Of all the lines in these entries, how many contain the string "content"? Give only that count.

::: MATERIAL PROVIDED :::

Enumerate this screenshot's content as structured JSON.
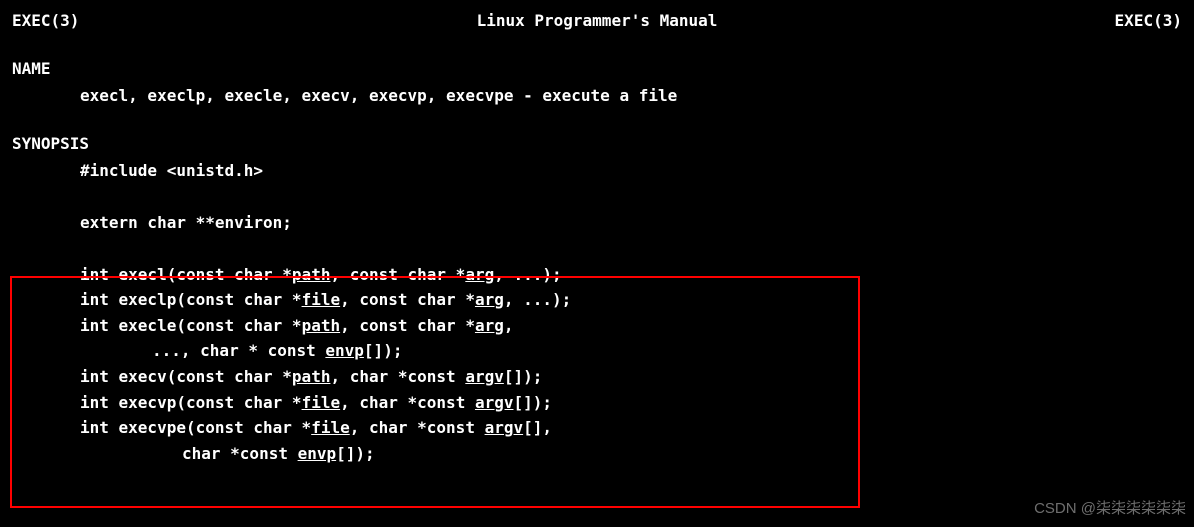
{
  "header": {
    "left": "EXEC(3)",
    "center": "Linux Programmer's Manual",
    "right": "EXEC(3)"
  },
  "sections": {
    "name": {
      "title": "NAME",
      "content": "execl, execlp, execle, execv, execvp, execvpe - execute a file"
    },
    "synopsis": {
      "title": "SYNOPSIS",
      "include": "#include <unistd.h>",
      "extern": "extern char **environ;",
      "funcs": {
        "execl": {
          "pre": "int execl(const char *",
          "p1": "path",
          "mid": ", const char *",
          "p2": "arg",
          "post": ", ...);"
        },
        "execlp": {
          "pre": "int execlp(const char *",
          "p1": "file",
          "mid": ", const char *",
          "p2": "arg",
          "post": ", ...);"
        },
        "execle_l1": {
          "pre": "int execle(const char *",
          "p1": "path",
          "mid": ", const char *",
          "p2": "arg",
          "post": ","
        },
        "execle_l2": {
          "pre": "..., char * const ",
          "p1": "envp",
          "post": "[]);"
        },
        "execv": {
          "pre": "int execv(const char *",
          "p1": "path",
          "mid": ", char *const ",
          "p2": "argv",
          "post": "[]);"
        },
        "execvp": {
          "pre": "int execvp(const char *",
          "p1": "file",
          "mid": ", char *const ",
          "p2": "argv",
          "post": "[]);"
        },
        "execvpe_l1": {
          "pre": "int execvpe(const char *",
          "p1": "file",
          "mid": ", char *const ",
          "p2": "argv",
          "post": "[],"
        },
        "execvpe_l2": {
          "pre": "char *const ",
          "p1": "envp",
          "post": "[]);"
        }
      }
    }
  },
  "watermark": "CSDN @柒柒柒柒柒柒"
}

:::

— OUTPUT OF THE TASK —
2